• [Aim of the task]: Look through the data below. Pick out the lines holding the string "стиль".

-------------------------

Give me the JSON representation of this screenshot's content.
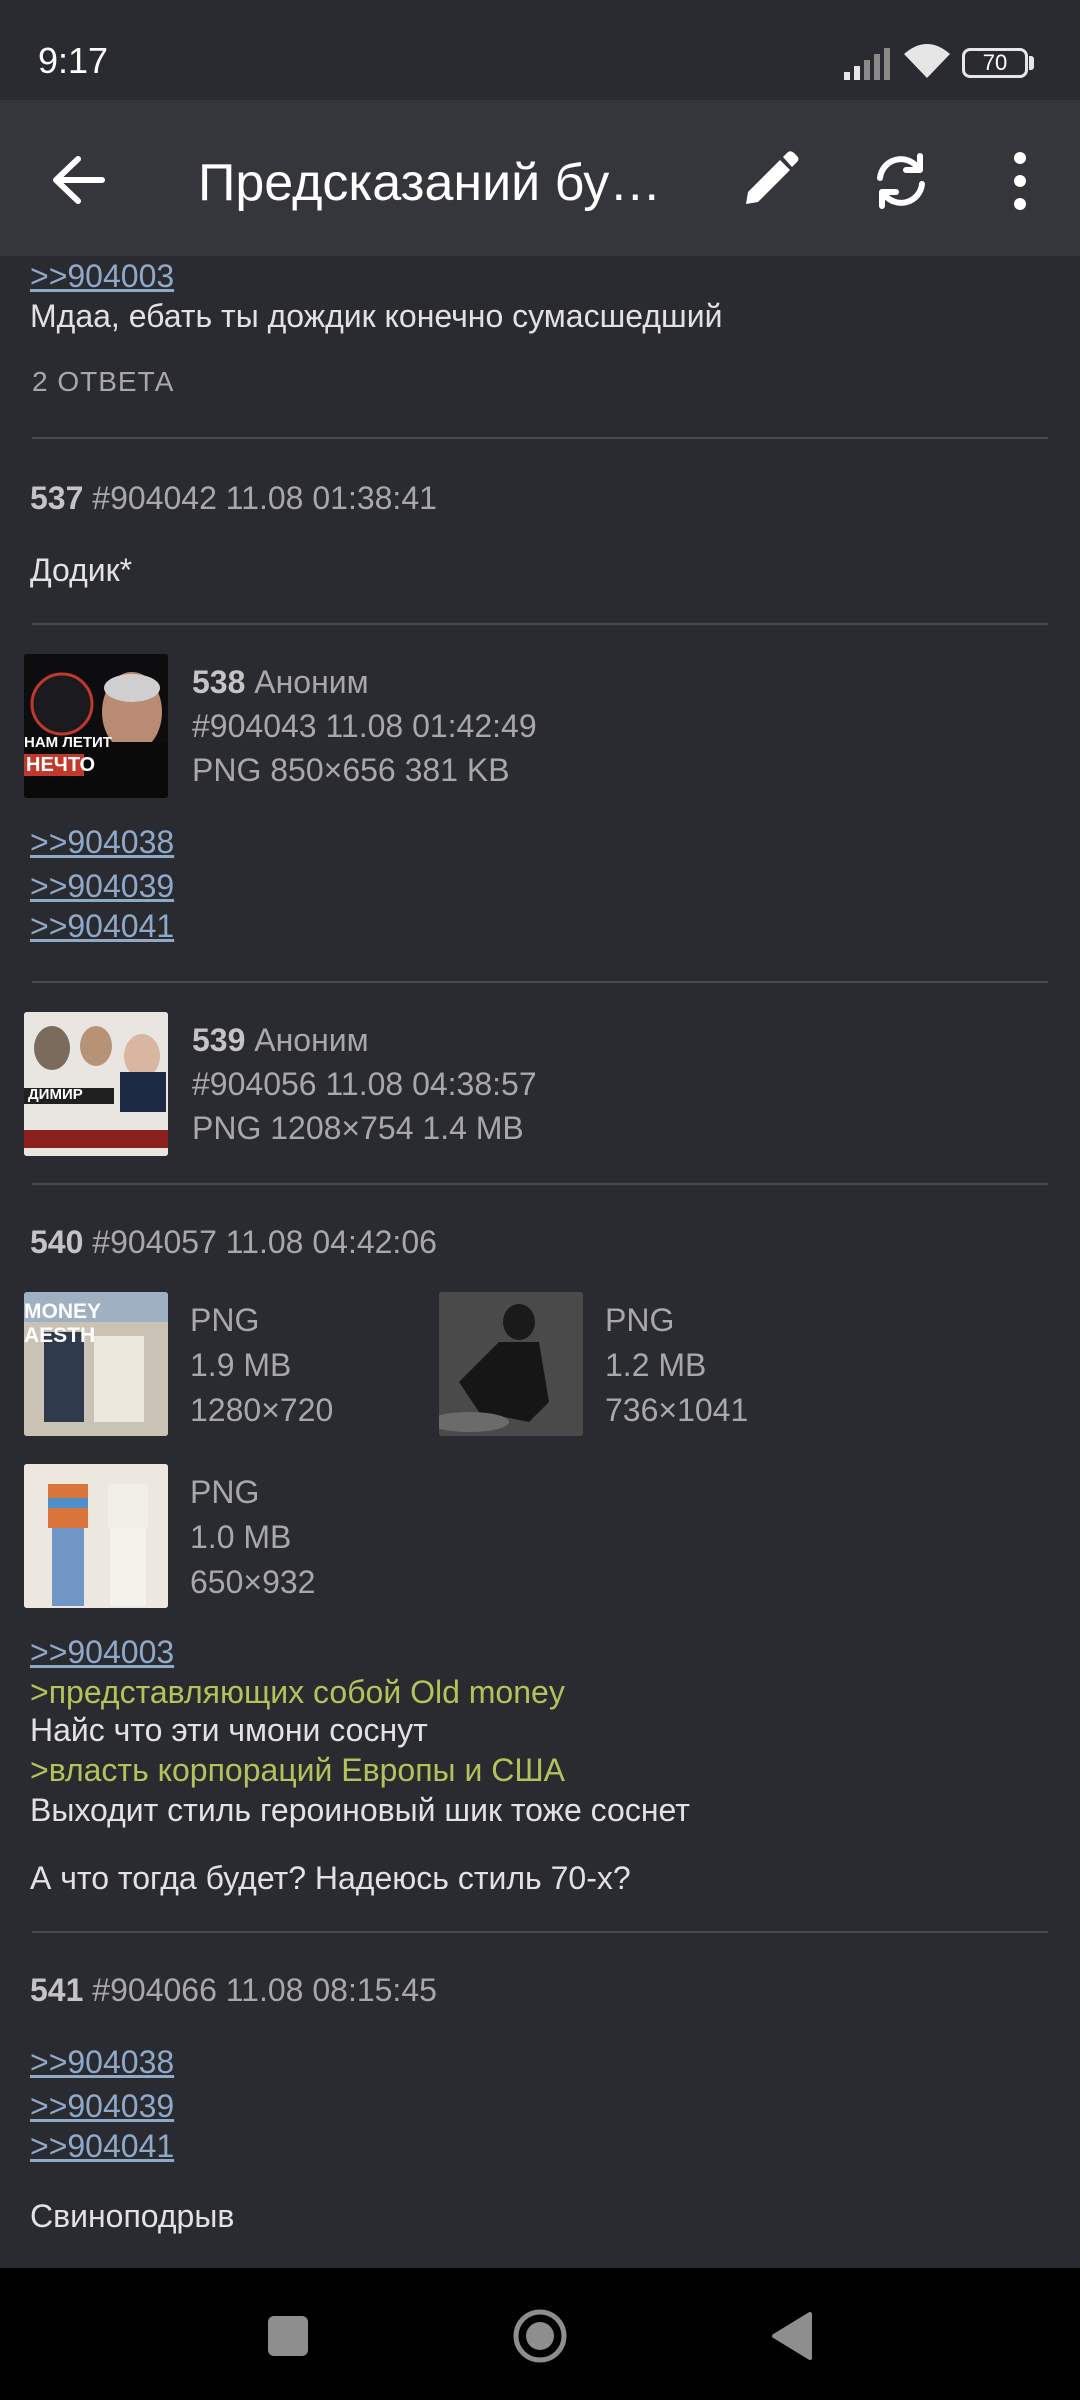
{
  "status": {
    "time": "9:17",
    "battery": "70"
  },
  "appbar": {
    "title": "Предсказаний бу…"
  },
  "posts": {
    "p536": {
      "reply_link": ">>904003",
      "text": "Мдаа, ебать ты дождик конечно сумасшедший",
      "replies": "2 ОТВЕТА"
    },
    "p537": {
      "num": "537",
      "info": "#904042 11.08 01:38:41",
      "text": "Додик*"
    },
    "p538": {
      "num": "538",
      "author": "Аноним",
      "info": "#904043 11.08 01:42:49",
      "file": "PNG 850×656 381 KB",
      "links": [
        ">>904038",
        ">>904039",
        ">>904041"
      ],
      "thumb_text": [
        "НАМ ЛЕТИТ",
        "НЕЧТО"
      ]
    },
    "p539": {
      "num": "539",
      "author": "Аноним",
      "info": "#904056 11.08 04:38:57",
      "file": "PNG 1208×754 1.4 MB",
      "thumb_text": [
        "ДИМИР"
      ]
    },
    "p540": {
      "num": "540",
      "info": "#904057 11.08 04:42:06",
      "images": [
        {
          "type": "PNG",
          "size": "1.9 MB",
          "dims": "1280×720",
          "thumb_text": "MONEY AESTH"
        },
        {
          "type": "PNG",
          "size": "1.2 MB",
          "dims": "736×1041"
        },
        {
          "type": "PNG",
          "size": "1.0 MB",
          "dims": "650×932"
        }
      ],
      "reply_link": ">>904003",
      "quote1": ">представляющих собой Old money",
      "line1": "Найс что эти чмони соснут",
      "quote2": ">власть корпораций Европы и США",
      "line2": "Выходит стиль героиновый шик тоже соснет",
      "line3": "А что тогда будет? Надеюсь стиль 70-х?"
    },
    "p541": {
      "num": "541",
      "info": "#904066 11.08 08:15:45",
      "links": [
        ">>904038",
        ">>904039",
        ">>904041"
      ],
      "text": "Свиноподрыв"
    }
  },
  "icons": {
    "back": "arrow-left-icon",
    "edit": "pencil-icon",
    "refresh": "refresh-icon",
    "more": "more-vert-icon"
  }
}
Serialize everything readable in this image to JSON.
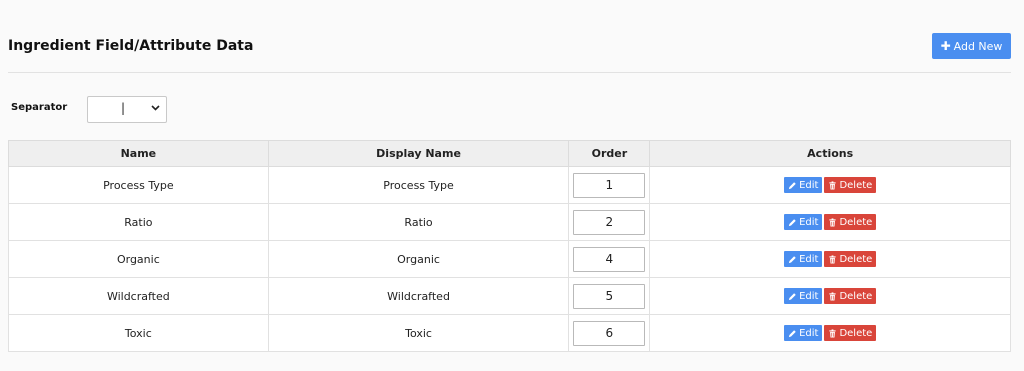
{
  "header": {
    "title": "Ingredient Field/Attribute Data",
    "add_button_label": "Add New"
  },
  "separator": {
    "label": "Separator",
    "selected_value": "|"
  },
  "table": {
    "columns": [
      "Name",
      "Display Name",
      "Order",
      "Actions"
    ],
    "rows": [
      {
        "name": "Process Type",
        "display_name": "Process Type",
        "order": "1"
      },
      {
        "name": "Ratio",
        "display_name": "Ratio",
        "order": "2"
      },
      {
        "name": "Organic",
        "display_name": "Organic",
        "order": "4"
      },
      {
        "name": "Wildcrafted",
        "display_name": "Wildcrafted",
        "order": "5"
      },
      {
        "name": "Toxic",
        "display_name": "Toxic",
        "order": "6"
      }
    ],
    "edit_label": "Edit",
    "delete_label": "Delete"
  },
  "colors": {
    "primary": "#4a8ef0",
    "danger": "#d9453a",
    "header_bg": "#efefef"
  },
  "icons": {
    "add": "plus-icon",
    "edit": "pencil-icon",
    "delete": "trash-icon",
    "select": "chevron-down-icon"
  }
}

-------------------------

• [Finished answer]:
      "line2": "Выходит стиль героиновый шик тоже соснет",
      "line3": "А что тогда будет? Надеюсь стиль 70-х?"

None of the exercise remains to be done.